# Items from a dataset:
start
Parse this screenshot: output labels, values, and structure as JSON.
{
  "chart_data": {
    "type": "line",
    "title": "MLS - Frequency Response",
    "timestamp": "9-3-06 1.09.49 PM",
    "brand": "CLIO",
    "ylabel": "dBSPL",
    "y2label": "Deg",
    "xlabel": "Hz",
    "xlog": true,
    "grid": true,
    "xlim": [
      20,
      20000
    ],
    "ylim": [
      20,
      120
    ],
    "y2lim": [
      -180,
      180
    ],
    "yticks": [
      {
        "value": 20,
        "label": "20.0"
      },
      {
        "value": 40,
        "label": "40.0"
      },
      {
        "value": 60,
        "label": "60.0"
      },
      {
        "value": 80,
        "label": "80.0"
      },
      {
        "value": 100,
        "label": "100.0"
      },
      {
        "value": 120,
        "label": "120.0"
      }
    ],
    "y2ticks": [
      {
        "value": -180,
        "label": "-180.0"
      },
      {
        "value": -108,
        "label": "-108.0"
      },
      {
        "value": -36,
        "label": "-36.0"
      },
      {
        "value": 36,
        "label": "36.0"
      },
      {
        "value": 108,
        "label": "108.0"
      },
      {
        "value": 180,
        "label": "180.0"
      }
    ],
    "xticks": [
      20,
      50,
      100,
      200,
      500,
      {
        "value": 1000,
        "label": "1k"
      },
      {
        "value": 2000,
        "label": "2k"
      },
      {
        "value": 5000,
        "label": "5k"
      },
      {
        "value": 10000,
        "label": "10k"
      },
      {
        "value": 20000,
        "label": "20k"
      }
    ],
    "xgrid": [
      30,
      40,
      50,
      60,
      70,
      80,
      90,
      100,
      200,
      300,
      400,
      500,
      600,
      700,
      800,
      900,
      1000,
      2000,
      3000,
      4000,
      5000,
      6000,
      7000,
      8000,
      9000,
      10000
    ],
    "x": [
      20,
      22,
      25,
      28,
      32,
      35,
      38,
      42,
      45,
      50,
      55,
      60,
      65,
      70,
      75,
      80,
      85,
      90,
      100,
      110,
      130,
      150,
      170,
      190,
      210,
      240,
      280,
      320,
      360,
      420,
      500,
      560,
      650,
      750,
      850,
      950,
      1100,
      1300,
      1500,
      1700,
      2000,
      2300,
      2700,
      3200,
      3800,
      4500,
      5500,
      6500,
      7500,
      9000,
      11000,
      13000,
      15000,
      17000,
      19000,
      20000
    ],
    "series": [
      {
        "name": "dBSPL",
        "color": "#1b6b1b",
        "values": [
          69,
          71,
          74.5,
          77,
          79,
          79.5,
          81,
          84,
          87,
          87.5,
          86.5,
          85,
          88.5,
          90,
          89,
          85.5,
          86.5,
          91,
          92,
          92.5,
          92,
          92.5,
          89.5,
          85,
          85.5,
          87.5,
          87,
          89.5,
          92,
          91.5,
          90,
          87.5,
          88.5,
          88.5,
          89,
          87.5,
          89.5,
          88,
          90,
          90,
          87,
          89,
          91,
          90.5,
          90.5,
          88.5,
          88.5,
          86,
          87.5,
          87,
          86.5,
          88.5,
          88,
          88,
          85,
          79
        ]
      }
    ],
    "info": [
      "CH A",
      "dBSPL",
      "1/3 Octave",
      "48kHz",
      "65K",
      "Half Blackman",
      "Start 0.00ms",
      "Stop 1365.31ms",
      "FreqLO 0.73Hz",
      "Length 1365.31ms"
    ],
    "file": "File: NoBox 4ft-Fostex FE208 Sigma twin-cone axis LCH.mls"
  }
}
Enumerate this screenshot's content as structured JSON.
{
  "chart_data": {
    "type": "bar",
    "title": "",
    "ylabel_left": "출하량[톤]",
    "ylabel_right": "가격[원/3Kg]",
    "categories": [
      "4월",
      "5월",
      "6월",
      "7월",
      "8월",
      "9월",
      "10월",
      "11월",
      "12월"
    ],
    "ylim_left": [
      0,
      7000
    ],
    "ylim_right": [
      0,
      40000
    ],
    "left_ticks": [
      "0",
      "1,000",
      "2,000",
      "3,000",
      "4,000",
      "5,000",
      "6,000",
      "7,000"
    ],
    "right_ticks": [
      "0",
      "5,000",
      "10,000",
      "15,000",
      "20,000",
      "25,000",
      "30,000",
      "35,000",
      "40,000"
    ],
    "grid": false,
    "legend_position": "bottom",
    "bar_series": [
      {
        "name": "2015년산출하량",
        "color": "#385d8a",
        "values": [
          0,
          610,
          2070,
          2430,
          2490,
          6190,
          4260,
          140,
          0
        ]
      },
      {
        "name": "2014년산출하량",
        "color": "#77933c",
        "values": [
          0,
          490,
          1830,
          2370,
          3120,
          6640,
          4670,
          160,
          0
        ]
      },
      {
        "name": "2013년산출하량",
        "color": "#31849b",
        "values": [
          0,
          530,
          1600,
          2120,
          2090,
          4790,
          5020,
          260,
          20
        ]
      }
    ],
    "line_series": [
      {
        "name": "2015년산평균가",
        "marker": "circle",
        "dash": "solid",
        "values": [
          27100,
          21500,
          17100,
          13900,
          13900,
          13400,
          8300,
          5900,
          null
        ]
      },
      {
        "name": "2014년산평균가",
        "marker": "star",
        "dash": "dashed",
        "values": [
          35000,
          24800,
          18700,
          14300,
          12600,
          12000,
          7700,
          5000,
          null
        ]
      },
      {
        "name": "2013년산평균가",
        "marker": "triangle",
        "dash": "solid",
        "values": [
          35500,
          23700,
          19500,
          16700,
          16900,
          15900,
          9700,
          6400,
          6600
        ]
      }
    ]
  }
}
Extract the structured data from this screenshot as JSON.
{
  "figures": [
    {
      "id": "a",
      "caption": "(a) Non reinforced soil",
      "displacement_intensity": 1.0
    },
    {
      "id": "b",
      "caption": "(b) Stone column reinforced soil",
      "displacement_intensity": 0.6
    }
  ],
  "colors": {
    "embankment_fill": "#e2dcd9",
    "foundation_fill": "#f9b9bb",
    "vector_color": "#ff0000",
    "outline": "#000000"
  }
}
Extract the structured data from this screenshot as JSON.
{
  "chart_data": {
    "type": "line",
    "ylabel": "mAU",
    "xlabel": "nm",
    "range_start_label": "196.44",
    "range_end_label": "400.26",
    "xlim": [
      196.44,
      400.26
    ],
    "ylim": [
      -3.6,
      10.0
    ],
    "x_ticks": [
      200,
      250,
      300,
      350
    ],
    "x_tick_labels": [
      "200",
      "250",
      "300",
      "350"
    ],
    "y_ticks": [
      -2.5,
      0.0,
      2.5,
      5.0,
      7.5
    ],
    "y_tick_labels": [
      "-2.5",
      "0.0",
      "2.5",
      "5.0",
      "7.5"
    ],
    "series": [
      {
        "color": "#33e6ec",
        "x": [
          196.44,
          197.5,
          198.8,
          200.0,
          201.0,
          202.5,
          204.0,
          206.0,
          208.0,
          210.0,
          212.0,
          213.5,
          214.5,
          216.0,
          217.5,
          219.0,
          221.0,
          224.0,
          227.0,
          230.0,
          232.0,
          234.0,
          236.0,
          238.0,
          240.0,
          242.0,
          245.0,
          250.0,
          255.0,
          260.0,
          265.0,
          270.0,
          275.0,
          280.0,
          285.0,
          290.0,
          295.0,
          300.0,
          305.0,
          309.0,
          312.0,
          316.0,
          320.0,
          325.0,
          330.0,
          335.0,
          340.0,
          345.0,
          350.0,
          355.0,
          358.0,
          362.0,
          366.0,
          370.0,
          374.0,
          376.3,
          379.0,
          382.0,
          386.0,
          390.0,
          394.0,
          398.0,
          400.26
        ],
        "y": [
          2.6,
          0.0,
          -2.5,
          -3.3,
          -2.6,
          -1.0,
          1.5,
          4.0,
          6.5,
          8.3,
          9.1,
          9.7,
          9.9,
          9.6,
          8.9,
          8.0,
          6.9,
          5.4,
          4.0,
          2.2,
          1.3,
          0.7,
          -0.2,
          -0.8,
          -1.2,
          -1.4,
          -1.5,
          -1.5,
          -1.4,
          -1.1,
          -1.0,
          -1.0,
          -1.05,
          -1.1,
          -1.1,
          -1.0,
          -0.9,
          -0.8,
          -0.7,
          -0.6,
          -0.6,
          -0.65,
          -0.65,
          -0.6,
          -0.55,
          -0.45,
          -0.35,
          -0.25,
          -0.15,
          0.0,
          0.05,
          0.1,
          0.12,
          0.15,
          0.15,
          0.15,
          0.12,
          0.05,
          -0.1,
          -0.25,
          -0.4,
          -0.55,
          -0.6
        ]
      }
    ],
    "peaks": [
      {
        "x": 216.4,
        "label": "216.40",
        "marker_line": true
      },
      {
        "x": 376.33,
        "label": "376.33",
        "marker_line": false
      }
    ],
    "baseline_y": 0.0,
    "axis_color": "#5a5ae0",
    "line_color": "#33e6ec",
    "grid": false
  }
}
end
# TASK DESCRIPTION:
Check every line of the data, and copy the ones that contain "this".

# RESULT:
Parse this screenshot: output labels, values, and structure as JSON.
Enumerate this screenshot's content as structured JSON.
Extract the structured data from this screenshot as JSON.
Extract the structured data from this screenshot as JSON.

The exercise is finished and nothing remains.